> Given records
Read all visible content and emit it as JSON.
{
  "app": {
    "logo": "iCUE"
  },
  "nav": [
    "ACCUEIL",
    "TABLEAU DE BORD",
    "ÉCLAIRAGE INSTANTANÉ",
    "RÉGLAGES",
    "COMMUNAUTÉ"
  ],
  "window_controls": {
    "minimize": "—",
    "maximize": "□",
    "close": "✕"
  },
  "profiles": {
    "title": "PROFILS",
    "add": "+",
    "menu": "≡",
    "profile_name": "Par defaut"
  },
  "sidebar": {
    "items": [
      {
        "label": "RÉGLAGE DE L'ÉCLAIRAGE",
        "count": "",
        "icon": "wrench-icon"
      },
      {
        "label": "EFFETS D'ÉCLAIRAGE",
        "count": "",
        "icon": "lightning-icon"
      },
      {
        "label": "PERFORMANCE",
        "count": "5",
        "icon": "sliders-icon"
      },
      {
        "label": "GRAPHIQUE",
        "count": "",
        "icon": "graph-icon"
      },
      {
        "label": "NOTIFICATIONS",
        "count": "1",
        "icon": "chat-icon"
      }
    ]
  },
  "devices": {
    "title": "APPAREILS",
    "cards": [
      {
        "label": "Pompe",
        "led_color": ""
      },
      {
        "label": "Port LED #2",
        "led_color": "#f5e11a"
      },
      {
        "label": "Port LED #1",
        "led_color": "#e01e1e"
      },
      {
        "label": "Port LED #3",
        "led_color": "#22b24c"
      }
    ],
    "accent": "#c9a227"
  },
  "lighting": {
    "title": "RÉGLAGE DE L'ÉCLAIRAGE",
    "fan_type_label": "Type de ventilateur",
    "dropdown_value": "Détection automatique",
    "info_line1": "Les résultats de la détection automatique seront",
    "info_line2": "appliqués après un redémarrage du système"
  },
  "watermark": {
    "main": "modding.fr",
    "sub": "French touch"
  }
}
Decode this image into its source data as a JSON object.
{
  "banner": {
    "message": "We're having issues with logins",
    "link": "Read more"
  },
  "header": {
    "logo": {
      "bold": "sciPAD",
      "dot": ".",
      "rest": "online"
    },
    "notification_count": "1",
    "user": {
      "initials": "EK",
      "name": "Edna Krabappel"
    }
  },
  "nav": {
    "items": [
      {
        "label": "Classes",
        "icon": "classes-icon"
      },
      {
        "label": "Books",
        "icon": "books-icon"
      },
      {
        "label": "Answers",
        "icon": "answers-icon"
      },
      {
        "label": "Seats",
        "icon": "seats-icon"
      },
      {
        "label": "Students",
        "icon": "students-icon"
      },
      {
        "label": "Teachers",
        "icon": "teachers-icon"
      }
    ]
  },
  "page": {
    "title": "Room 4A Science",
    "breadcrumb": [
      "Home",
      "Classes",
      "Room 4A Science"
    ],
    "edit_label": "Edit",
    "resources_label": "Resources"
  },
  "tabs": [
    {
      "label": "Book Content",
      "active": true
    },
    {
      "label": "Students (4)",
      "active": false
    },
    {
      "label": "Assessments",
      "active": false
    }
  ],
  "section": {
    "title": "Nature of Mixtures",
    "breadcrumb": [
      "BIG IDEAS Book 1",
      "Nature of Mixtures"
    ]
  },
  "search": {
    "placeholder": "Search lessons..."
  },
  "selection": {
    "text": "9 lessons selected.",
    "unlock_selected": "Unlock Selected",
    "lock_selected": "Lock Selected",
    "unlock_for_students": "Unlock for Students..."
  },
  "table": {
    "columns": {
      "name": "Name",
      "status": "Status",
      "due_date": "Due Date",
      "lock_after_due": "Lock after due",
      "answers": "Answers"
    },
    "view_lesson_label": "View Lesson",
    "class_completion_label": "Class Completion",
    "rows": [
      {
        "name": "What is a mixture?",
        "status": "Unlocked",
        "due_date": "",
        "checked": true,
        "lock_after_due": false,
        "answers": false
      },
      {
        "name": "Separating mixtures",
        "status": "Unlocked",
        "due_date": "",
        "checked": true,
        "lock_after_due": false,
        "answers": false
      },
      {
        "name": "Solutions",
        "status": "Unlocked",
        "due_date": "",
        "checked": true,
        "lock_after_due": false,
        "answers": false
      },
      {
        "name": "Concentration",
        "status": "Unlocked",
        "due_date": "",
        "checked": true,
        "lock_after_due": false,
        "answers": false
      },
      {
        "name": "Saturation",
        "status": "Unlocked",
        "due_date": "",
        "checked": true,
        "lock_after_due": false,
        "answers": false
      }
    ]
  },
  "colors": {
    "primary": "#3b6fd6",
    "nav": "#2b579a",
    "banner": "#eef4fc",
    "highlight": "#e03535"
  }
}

> What you need to do
Using the data above, repeat every line exactly.

> Solution to this exercise
Read all visible content and emit it as JSON.
{
  "app": {
    "logo": "iCUE"
  },
  "nav": [
    "ACCUEIL",
    "TABLEAU DE BORD",
    "ÉCLAIRAGE INSTANTANÉ",
    "RÉGLAGES",
    "COMMUNAUTÉ"
  ],
  "window_controls": {
    "minimize": "—",
    "maximize": "□",
    "close": "✕"
  },
  "profiles": {
    "title": "PROFILS",
    "add": "+",
    "menu": "≡",
    "profile_name": "Par defaut"
  },
  "sidebar": {
    "items": [
      {
        "label": "RÉGLAGE DE L'ÉCLAIRAGE",
        "count": "",
        "icon": "wrench-icon"
      },
      {
        "label": "EFFETS D'ÉCLAIRAGE",
        "count": "",
        "icon": "lightning-icon"
      },
      {
        "label": "PERFORMANCE",
        "count": "5",
        "icon": "sliders-icon"
      },
      {
        "label": "GRAPHIQUE",
        "count": "",
        "icon": "graph-icon"
      },
      {
        "label": "NOTIFICATIONS",
        "count": "1",
        "icon": "chat-icon"
      }
    ]
  },
  "devices": {
    "title": "APPAREILS",
    "cards": [
      {
        "label": "Pompe",
        "led_color": ""
      },
      {
        "label": "Port LED #2",
        "led_color": "#f5e11a"
      },
      {
        "label": "Port LED #1",
        "led_color": "#e01e1e"
      },
      {
        "label": "Port LED #3",
        "led_color": "#22b24c"
      }
    ],
    "accent": "#c9a227"
  },
  "lighting": {
    "title": "RÉGLAGE DE L'ÉCLAIRAGE",
    "fan_type_label": "Type de ventilateur",
    "dropdown_value": "Détection automatique",
    "info_line1": "Les résultats de la détection automatique seront",
    "info_line2": "appliqués après un redémarrage du système"
  },
  "watermark": {
    "main": "modding.fr",
    "sub": "French touch"
  }
}
Decode this image into its source data as a JSON object.
{
  "banner": {
    "message": "We're having issues with logins",
    "link": "Read more"
  },
  "header": {
    "logo": {
      "bold": "sciPAD",
      "dot": ".",
      "rest": "online"
    },
    "notification_count": "1",
    "user": {
      "initials": "EK",
      "name": "Edna Krabappel"
    }
  },
  "nav": {
    "items": [
      {
        "label": "Classes",
        "icon": "classes-icon"
      },
      {
        "label": "Books",
        "icon": "books-icon"
      },
      {
        "label": "Answers",
        "icon": "answers-icon"
      },
      {
        "label": "Seats",
        "icon": "seats-icon"
      },
      {
        "label": "Students",
        "icon": "students-icon"
      },
      {
        "label": "Teachers",
        "icon": "teachers-icon"
      }
    ]
  },
  "page": {
    "title": "Room 4A Science",
    "breadcrumb": [
      "Home",
      "Classes",
      "Room 4A Science"
    ],
    "edit_label": "Edit",
    "resources_label": "Resources"
  },
  "tabs": [
    {
      "label": "Book Content",
      "active": true
    },
    {
      "label": "Students (4)",
      "active": false
    },
    {
      "label": "Assessments",
      "active": false
    }
  ],
  "section": {
    "title": "Nature of Mixtures",
    "breadcrumb": [
      "BIG IDEAS Book 1",
      "Nature of Mixtures"
    ]
  },
  "search": {
    "placeholder": "Search lessons..."
  },
  "selection": {
    "text": "9 lessons selected.",
    "unlock_selected": "Unlock Selected",
    "lock_selected": "Lock Selected",
    "unlock_for_students": "Unlock for Students..."
  },
  "table": {
    "columns": {
      "name": "Name",
      "status": "Status",
      "due_date": "Due Date",
      "lock_after_due": "Lock after due",
      "answers": "Answers"
    },
    "view_lesson_label": "View Lesson",
    "class_completion_label": "Class Completion",
    "rows": [
      {
        "name": "What is a mixture?",
        "status": "Unlocked",
        "due_date": "",
        "checked": true,
        "lock_after_due": false,
        "answers": false
      },
      {
        "name": "Separating mixtures",
        "status": "Unlocked",
        "due_date": "",
        "checked": true,
        "lock_after_due": false,
        "answers": false
      },
      {
        "name": "Solutions",
        "status": "Unlocked",
        "due_date": "",
        "checked": true,
        "lock_after_due": false,
        "answers": false
      },
      {
        "name": "Concentration",
        "status": "Unlocked",
        "due_date": "",
        "checked": true,
        "lock_after_due": false,
        "answers": false
      },
      {
        "name": "Saturation",
        "status": "Unlocked",
        "due_date": "",
        "checked": true,
        "lock_after_due": false,
        "answers": false
      }
    ]
  },
  "colors": {
    "primary": "#3b6fd6",
    "nav": "#2b579a",
    "banner": "#eef4fc",
    "highlight": "#e03535"
  }
}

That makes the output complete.